▶ Directive
All entries are to be quoted exactly; the images stay out of the copy.
### Records
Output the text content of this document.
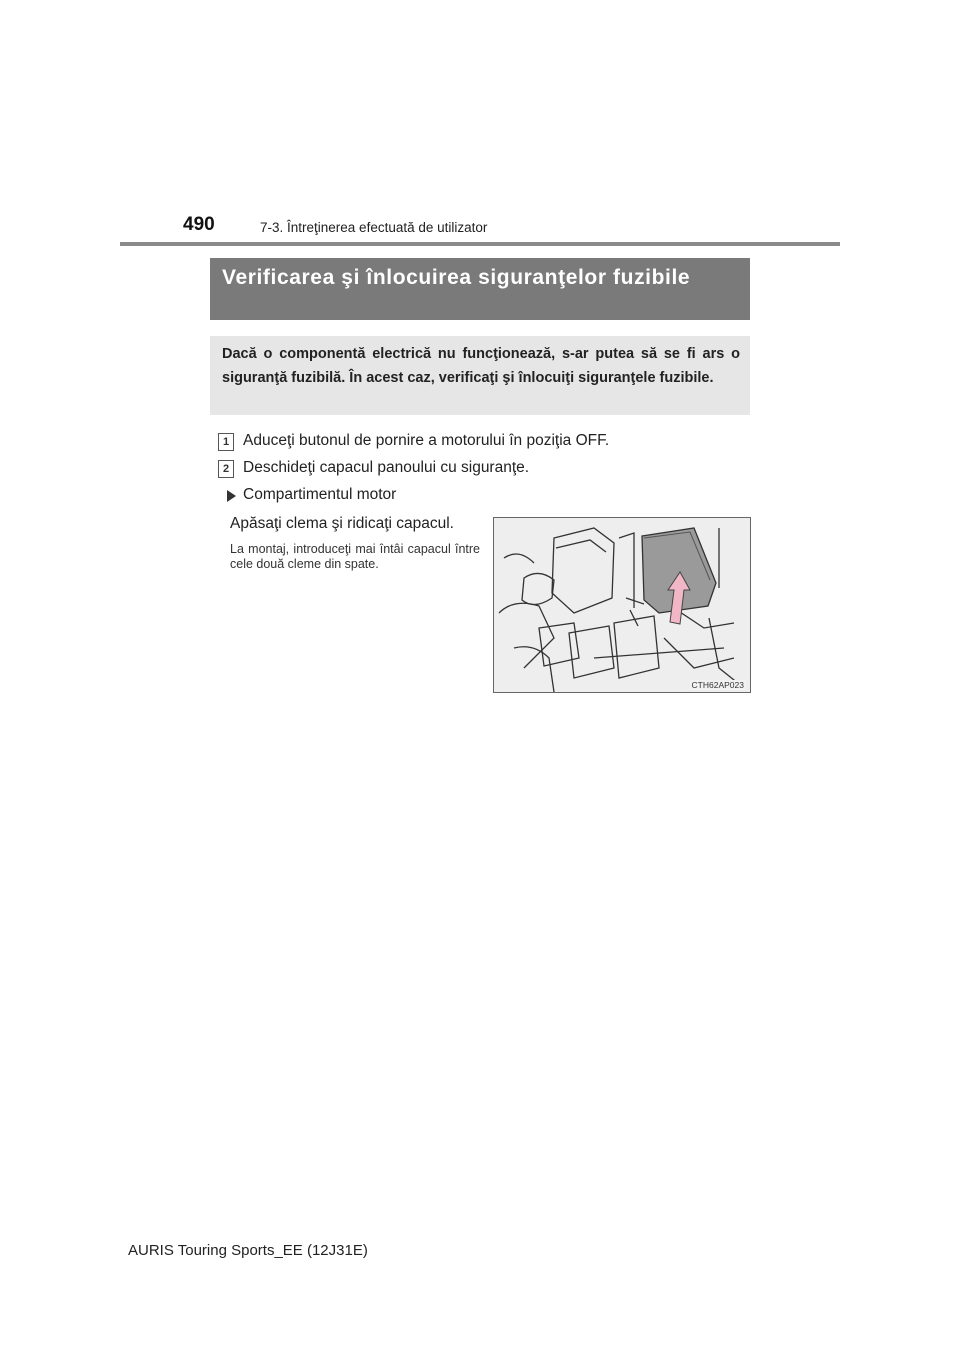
490	7-3. Întreţinerea efectuată de utilizator
Verificarea şi înlocuirea siguranţelor fuzibile
Dacă o componentă electrică nu funcţionează, s-ar putea să se fi ars o siguranţă fuzibilă. În acest caz, verificaţi şi înlocuiţi siguranţele fuzibile.
1 Aduceţi butonul de pornire a motorului în poziţia OFF.
2 Deschideţi capacul panoului cu siguranţe.
Compartimentul motor
Apăsaţi clema şi ridicaţi capacul.
La montaj, introduceţi mai întâi capacul între cele două cleme din spate.
CTH62AP023
AURIS Touring Sports_EE (12J31E)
######
▶ Task solution
Output the text content of this document.
490	7-3. Întreţinerea efectuată de utilizator
Verificarea şi înlocuirea siguranţelor fuzibile
Dacă o componentă electrică nu funcţionează, s-ar putea să se fi ars o siguranţă fuzibilă. În acest caz, verificaţi şi înlocuiţi siguranţele fuzibile.
1 Aduceţi butonul de pornire a motorului în poziţia OFF.
2 Deschideţi capacul panoului cu siguranţe.
Compartimentul motor
Apăsaţi clema şi ridicaţi capacul.
La montaj, introduceţi mai întâi capacul între cele două cleme din spate.
CTH62AP023
AURIS Touring Sports_EE (12J31E)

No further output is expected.